* Given records:
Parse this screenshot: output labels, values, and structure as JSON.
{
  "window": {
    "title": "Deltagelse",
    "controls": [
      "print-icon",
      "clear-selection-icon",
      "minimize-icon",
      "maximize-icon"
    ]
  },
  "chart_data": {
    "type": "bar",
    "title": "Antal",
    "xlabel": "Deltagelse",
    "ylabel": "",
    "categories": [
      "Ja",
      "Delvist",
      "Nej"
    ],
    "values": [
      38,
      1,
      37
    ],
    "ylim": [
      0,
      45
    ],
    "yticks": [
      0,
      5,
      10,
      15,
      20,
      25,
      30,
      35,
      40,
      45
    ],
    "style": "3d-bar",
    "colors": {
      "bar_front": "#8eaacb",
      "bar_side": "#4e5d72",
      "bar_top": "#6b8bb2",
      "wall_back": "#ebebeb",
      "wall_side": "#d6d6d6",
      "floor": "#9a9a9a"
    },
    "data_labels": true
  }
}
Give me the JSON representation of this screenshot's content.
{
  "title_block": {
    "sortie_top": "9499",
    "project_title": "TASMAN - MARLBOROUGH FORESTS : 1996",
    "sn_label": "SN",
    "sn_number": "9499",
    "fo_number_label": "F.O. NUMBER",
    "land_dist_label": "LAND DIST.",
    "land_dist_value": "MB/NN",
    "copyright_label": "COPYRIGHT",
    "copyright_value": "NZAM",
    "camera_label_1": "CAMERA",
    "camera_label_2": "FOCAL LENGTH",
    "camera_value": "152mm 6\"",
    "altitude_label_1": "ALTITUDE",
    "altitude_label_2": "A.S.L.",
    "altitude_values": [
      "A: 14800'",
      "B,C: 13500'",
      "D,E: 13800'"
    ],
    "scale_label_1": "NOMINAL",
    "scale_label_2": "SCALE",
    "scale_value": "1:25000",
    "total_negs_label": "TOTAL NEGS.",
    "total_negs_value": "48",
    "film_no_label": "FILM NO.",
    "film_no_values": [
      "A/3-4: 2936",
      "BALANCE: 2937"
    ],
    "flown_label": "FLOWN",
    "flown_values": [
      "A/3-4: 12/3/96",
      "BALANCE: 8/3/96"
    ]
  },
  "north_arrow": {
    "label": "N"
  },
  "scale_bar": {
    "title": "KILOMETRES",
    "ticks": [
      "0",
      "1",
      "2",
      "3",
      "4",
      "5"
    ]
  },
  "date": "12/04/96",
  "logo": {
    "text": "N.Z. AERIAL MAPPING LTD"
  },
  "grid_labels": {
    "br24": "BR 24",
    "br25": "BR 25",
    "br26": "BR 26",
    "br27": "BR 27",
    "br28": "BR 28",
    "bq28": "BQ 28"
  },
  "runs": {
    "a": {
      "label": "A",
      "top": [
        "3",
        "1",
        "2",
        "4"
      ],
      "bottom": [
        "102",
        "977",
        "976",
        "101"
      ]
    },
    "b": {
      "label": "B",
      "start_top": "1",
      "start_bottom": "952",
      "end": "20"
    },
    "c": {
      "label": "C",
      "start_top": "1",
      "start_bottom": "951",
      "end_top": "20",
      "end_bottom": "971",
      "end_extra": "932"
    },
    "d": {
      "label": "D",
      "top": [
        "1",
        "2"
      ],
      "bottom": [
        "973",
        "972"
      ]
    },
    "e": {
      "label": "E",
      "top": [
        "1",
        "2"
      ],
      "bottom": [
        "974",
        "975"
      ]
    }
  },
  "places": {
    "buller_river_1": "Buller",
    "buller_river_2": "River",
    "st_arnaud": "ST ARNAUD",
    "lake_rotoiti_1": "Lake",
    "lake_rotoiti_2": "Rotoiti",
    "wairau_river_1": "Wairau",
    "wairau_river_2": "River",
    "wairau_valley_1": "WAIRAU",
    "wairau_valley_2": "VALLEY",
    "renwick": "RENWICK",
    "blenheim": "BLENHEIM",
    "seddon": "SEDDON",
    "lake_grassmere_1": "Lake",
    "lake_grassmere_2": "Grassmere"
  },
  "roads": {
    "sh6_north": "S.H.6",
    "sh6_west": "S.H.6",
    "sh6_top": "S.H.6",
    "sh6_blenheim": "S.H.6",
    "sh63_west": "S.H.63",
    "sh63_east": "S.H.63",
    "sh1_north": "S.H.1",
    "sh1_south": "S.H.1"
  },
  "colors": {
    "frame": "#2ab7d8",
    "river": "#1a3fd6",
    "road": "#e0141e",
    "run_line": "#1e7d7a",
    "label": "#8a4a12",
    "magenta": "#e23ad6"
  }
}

* What the task requires: Every entry should be printed again exactly as it stands.

* Correct result:
Parse this screenshot: output labels, values, and structure as JSON.
{
  "window": {
    "title": "Deltagelse",
    "controls": [
      "print-icon",
      "clear-selection-icon",
      "minimize-icon",
      "maximize-icon"
    ]
  },
  "chart_data": {
    "type": "bar",
    "title": "Antal",
    "xlabel": "Deltagelse",
    "ylabel": "",
    "categories": [
      "Ja",
      "Delvist",
      "Nej"
    ],
    "values": [
      38,
      1,
      37
    ],
    "ylim": [
      0,
      45
    ],
    "yticks": [
      0,
      5,
      10,
      15,
      20,
      25,
      30,
      35,
      40,
      45
    ],
    "style": "3d-bar",
    "colors": {
      "bar_front": "#8eaacb",
      "bar_side": "#4e5d72",
      "bar_top": "#6b8bb2",
      "wall_back": "#ebebeb",
      "wall_side": "#d6d6d6",
      "floor": "#9a9a9a"
    },
    "data_labels": true
  }
}
Give me the JSON representation of this screenshot's content.
{
  "title_block": {
    "sortie_top": "9499",
    "project_title": "TASMAN - MARLBOROUGH FORESTS : 1996",
    "sn_label": "SN",
    "sn_number": "9499",
    "fo_number_label": "F.O. NUMBER",
    "land_dist_label": "LAND DIST.",
    "land_dist_value": "MB/NN",
    "copyright_label": "COPYRIGHT",
    "copyright_value": "NZAM",
    "camera_label_1": "CAMERA",
    "camera_label_2": "FOCAL LENGTH",
    "camera_value": "152mm 6\"",
    "altitude_label_1": "ALTITUDE",
    "altitude_label_2": "A.S.L.",
    "altitude_values": [
      "A: 14800'",
      "B,C: 13500'",
      "D,E: 13800'"
    ],
    "scale_label_1": "NOMINAL",
    "scale_label_2": "SCALE",
    "scale_value": "1:25000",
    "total_negs_label": "TOTAL NEGS.",
    "total_negs_value": "48",
    "film_no_label": "FILM NO.",
    "film_no_values": [
      "A/3-4: 2936",
      "BALANCE: 2937"
    ],
    "flown_label": "FLOWN",
    "flown_values": [
      "A/3-4: 12/3/96",
      "BALANCE: 8/3/96"
    ]
  },
  "north_arrow": {
    "label": "N"
  },
  "scale_bar": {
    "title": "KILOMETRES",
    "ticks": [
      "0",
      "1",
      "2",
      "3",
      "4",
      "5"
    ]
  },
  "date": "12/04/96",
  "logo": {
    "text": "N.Z. AERIAL MAPPING LTD"
  },
  "grid_labels": {
    "br24": "BR 24",
    "br25": "BR 25",
    "br26": "BR 26",
    "br27": "BR 27",
    "br28": "BR 28",
    "bq28": "BQ 28"
  },
  "runs": {
    "a": {
      "label": "A",
      "top": [
        "3",
        "1",
        "2",
        "4"
      ],
      "bottom": [
        "102",
        "977",
        "976",
        "101"
      ]
    },
    "b": {
      "label": "B",
      "start_top": "1",
      "start_bottom": "952",
      "end": "20"
    },
    "c": {
      "label": "C",
      "start_top": "1",
      "start_bottom": "951",
      "end_top": "20",
      "end_bottom": "971",
      "end_extra": "932"
    },
    "d": {
      "label": "D",
      "top": [
        "1",
        "2"
      ],
      "bottom": [
        "973",
        "972"
      ]
    },
    "e": {
      "label": "E",
      "top": [
        "1",
        "2"
      ],
      "bottom": [
        "974",
        "975"
      ]
    }
  },
  "places": {
    "buller_river_1": "Buller",
    "buller_river_2": "River",
    "st_arnaud": "ST ARNAUD",
    "lake_rotoiti_1": "Lake",
    "lake_rotoiti_2": "Rotoiti",
    "wairau_river_1": "Wairau",
    "wairau_river_2": "River",
    "wairau_valley_1": "WAIRAU",
    "wairau_valley_2": "VALLEY",
    "renwick": "RENWICK",
    "blenheim": "BLENHEIM",
    "seddon": "SEDDON",
    "lake_grassmere_1": "Lake",
    "lake_grassmere_2": "Grassmere"
  },
  "roads": {
    "sh6_north": "S.H.6",
    "sh6_west": "S.H.6",
    "sh6_top": "S.H.6",
    "sh6_blenheim": "S.H.6",
    "sh63_west": "S.H.63",
    "sh63_east": "S.H.63",
    "sh1_north": "S.H.1",
    "sh1_south": "S.H.1"
  },
  "colors": {
    "frame": "#2ab7d8",
    "river": "#1a3fd6",
    "road": "#e0141e",
    "run_line": "#1e7d7a",
    "label": "#8a4a12",
    "magenta": "#e23ad6"
  }
}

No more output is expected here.